AIM: Pick out and copy every line below that has the word "label".

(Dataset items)
────────────────

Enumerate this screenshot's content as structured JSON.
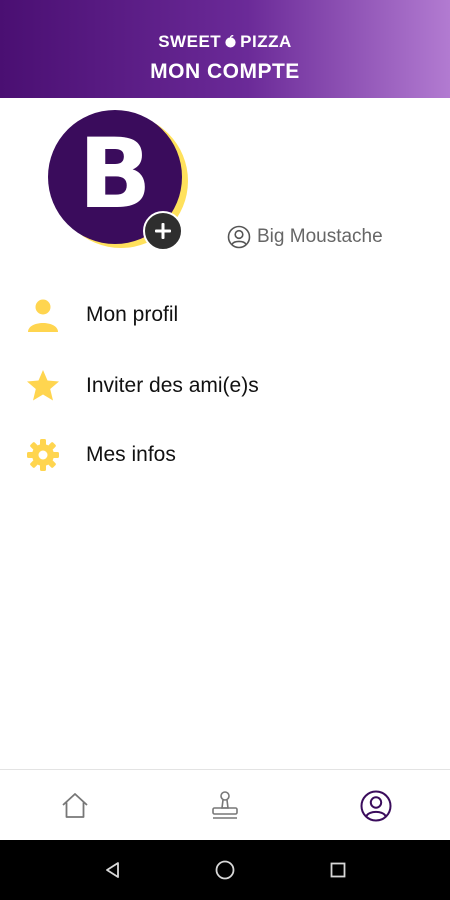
{
  "header": {
    "brand_left": "SWEET",
    "brand_right": "PIZZA",
    "title": "MON COMPTE",
    "brand_icon": "apple-icon"
  },
  "profile": {
    "avatar_letter": "B",
    "add_photo_icon": "plus-icon",
    "user_icon": "user-circle-icon",
    "username": "Big Moustache"
  },
  "menu": {
    "items": [
      {
        "label": "Mon profil",
        "icon": "person-icon"
      },
      {
        "label": "Inviter des ami(e)s",
        "icon": "star-icon"
      },
      {
        "label": "Mes infos",
        "icon": "gear-icon"
      }
    ]
  },
  "bottom_nav": {
    "items": [
      {
        "icon": "home-icon",
        "active": false
      },
      {
        "icon": "stamp-icon",
        "active": false
      },
      {
        "icon": "account-icon",
        "active": true
      }
    ]
  },
  "colors": {
    "brand_purple": "#3a0c5c",
    "accent_yellow": "#ffd54f",
    "header_gradient_start": "#4a0f72",
    "header_gradient_end": "#b27bd1"
  }
}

────────────────

ANSWER TO THIS PROBLEM:
        "label": "Mon profil",
        "label": "Inviter des ami(e)s",
        "label": "Mes infos",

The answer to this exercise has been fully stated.